Excerpted text>
## begin

Articles were chosen partially because there is no article system in the Korean language (and thus less obvious L1 interference) and, perhaps more so, because many of my students and respondents reported that it was the most challenging aspect of learning and using English. Lee (2001) only refers to articles by stating that the Korean language does not have them while Ko et al. (2012) highlight a number of problems surrounding article use in Korean English but is based on analysis of very specific tasks consisting of the volunteers responding to prompts such as draw circles around the books during written and picture-based tasks rather than speech. Chuang and Nesi (2006) use a corpus-driven method to study article use in Chinese Written English and show that up to 29.7% (including problems with the zero article) of the learners’ errors are article related. It also seems reasonable to suggest that articles would be subject to subconscious priming effects (rather than the more conscious effects of education) while speakers are focussing on the (more salient) content of their speech. I begin with a brief summary of the two Korean corpora and two British comparator corpora that were used.

## end

Exercise A>
Rewrite the paragraph that begins "Articles were chosen partially" in the passage on article use in Korean English as a shorter version that keeps its main facts.
Exercise B>
Write what comes next in the passage on article use in Korean English, picking up right after its final sentence.

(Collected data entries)
## begin

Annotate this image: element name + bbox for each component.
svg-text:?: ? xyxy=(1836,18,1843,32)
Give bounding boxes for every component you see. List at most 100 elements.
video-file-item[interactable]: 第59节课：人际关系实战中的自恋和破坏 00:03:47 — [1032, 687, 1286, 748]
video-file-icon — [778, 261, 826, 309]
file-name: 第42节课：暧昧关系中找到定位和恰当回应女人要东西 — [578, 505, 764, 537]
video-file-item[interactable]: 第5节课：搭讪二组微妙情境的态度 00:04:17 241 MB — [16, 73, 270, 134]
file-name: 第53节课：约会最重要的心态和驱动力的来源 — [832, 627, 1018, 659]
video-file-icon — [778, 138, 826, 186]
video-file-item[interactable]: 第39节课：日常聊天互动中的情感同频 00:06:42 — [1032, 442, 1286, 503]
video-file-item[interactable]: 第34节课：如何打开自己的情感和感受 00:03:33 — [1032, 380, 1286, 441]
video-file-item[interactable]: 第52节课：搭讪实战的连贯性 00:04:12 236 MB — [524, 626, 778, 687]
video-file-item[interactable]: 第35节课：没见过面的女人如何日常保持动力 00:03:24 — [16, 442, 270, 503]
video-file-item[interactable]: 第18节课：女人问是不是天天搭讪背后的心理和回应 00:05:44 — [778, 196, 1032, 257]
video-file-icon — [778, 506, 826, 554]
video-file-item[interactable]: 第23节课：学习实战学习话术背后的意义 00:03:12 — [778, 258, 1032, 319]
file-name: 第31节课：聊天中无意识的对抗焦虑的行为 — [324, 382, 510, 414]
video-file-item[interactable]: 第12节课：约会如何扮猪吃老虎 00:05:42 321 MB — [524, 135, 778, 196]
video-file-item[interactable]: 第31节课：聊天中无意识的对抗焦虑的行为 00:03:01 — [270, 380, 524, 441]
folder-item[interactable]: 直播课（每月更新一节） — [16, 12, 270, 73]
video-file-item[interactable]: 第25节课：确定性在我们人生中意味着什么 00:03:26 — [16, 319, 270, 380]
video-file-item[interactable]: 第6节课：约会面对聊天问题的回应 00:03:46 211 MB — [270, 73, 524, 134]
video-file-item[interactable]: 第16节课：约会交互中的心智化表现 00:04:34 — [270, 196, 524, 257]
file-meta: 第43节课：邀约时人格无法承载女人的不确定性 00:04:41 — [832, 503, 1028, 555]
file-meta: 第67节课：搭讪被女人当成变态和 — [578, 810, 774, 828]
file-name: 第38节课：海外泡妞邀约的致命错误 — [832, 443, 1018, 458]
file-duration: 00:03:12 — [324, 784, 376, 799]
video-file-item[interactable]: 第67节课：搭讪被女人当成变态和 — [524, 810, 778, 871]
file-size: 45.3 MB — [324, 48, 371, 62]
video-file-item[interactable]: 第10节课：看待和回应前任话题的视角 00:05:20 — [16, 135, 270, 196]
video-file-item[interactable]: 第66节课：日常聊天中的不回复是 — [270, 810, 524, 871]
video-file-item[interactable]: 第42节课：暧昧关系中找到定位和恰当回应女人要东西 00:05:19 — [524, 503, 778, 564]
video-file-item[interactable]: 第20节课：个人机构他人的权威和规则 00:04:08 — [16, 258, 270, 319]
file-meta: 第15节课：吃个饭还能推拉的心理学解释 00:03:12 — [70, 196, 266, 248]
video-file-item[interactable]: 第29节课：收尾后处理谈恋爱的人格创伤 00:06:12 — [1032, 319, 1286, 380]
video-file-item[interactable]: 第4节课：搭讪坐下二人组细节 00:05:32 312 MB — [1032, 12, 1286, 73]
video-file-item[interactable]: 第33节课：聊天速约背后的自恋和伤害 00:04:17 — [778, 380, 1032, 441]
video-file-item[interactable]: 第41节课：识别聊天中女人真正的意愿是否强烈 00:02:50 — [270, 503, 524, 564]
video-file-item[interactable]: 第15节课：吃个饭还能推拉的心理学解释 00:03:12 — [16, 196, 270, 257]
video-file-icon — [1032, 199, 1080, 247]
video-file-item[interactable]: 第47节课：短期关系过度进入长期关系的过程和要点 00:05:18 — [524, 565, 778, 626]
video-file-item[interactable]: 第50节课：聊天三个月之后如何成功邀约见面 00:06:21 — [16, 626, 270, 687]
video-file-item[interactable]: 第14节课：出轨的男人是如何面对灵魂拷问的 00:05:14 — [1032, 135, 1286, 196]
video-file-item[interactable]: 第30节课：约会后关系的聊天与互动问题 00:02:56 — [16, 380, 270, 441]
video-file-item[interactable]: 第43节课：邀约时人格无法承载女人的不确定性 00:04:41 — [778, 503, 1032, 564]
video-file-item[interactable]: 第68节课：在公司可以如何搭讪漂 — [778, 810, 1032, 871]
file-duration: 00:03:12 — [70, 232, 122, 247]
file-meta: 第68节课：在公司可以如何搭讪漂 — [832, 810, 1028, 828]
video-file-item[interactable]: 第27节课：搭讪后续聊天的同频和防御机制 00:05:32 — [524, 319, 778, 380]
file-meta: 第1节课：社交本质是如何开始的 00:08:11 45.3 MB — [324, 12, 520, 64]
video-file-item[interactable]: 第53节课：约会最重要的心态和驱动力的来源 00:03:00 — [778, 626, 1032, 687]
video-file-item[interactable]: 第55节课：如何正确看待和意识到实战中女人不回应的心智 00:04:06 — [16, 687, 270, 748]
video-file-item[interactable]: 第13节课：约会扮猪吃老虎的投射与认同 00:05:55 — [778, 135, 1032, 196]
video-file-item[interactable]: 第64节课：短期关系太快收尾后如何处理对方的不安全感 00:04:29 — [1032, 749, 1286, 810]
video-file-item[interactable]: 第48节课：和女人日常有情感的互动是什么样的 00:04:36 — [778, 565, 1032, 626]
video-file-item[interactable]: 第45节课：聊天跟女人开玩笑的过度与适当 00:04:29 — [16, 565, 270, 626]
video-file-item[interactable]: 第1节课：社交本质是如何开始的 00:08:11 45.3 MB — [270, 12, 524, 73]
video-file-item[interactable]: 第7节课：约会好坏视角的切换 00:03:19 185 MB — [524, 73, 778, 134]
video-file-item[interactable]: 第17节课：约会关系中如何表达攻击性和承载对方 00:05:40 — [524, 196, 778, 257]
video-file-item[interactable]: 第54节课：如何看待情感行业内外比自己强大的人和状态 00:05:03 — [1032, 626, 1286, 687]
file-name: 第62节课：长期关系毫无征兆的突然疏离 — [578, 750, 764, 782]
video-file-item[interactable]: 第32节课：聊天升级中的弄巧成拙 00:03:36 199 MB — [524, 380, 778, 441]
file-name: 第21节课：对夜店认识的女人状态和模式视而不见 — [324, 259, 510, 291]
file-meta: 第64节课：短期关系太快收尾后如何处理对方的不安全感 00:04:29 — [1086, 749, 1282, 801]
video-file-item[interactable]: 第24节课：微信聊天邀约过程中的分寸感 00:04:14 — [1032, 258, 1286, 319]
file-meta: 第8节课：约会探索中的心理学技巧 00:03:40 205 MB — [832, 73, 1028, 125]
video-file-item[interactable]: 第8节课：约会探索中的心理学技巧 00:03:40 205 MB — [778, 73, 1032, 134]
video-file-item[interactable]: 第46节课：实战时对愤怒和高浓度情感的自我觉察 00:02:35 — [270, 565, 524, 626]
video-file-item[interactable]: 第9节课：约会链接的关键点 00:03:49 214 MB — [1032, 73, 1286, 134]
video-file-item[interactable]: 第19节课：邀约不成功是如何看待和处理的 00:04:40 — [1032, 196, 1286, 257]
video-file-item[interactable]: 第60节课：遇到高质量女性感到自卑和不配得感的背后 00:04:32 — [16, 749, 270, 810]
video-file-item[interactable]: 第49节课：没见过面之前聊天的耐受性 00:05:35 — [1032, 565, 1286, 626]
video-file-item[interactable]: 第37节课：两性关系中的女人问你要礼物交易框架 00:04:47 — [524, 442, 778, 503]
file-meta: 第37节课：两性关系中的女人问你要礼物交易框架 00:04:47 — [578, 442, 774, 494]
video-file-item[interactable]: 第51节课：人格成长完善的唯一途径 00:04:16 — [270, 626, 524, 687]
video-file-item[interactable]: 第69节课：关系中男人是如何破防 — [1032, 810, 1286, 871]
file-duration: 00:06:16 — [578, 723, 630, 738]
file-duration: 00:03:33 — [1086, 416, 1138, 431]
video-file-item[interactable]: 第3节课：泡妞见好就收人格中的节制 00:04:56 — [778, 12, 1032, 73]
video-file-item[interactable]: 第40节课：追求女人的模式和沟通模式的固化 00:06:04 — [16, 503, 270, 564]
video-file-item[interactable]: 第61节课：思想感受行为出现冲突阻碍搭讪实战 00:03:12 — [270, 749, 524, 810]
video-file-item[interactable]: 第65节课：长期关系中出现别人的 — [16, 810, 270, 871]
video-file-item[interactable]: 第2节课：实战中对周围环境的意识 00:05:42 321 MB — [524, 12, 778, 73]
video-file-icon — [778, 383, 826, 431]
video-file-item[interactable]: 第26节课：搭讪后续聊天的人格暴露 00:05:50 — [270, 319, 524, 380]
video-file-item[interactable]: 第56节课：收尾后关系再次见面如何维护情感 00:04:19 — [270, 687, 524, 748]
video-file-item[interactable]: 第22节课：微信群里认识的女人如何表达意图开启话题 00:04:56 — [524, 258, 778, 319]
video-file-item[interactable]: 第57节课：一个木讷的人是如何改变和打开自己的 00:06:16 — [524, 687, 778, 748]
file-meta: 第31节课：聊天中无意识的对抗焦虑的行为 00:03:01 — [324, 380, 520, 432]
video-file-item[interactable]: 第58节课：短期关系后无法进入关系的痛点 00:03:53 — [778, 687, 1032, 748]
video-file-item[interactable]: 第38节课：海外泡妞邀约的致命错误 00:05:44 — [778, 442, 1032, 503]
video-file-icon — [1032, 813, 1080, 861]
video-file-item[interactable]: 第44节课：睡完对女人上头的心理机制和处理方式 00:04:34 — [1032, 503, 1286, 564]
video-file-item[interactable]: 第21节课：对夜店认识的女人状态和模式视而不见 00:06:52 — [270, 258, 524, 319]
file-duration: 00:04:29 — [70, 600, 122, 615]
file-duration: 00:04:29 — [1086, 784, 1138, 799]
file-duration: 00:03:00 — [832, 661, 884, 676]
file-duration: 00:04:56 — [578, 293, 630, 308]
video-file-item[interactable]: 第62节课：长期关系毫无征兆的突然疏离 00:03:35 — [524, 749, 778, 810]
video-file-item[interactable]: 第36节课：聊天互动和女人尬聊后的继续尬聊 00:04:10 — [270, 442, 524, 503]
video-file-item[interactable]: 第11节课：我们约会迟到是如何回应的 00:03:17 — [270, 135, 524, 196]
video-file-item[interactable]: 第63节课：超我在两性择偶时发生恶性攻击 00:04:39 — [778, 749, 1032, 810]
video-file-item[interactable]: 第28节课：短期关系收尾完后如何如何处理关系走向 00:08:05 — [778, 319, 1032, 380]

## end

Final answer A>
Articles were chosen because Korean has no article system, so L1 interference is less obvious. A bigger reason is that many students and respondents said articles were the hardest part of learning and using English. Lee (2001) mentions only that Korean has no articles. Ko et al. (2012) point out several problems with articles in Korean English, but their work rests on narrow written and picture-based tasks rather than speech. Chuang and Nesi (2006) used a corpus-driven method on Chinese Written English and found that up to 29.7% of learner errors involved articles, including the zero article. Articles also seem likely to be shaped by subconscious priming rather than conscious schooling, since speakers focus on what they are saying. The study first summarizes the two Korean corpora and two British comparator corpora used.

Final answer B>
2 Four corpora

The two spoken Korean English corpora were collected in Liverpool and Seoul in 2008 and are named SK (for Seoul Koreans) and LK (for Liverpool Koreans). For each recording the Korean informant and myself were situated in a small room as I began by asking questions about their reasons for studying English, hobbies and career ambition (for example); I aimed to keep the conversations as informal as possible and was keen to find a subject that would ‘get them talking’ freely without focussing on form. The following dataTable 1 shows that SK and LK were well matched for age and years of learning English but that SK has a more notable female bias that should be noted when considering the significance of the results. Ideally the number of speakers and gender balance would be better matched but difficulties finding respondents who were willing to be recorded speaking English prevented this. (Recall Park’s (2009) suggestion that Korean speakers tend to feel that they are poor at English and thus may be hesitant to volunteer for such studies.)

SK LK

Number of respondents 39 28

Average age 25 27

Gender 29f (78%) 16f (57%)

8m (22%) [4] 12m (43%)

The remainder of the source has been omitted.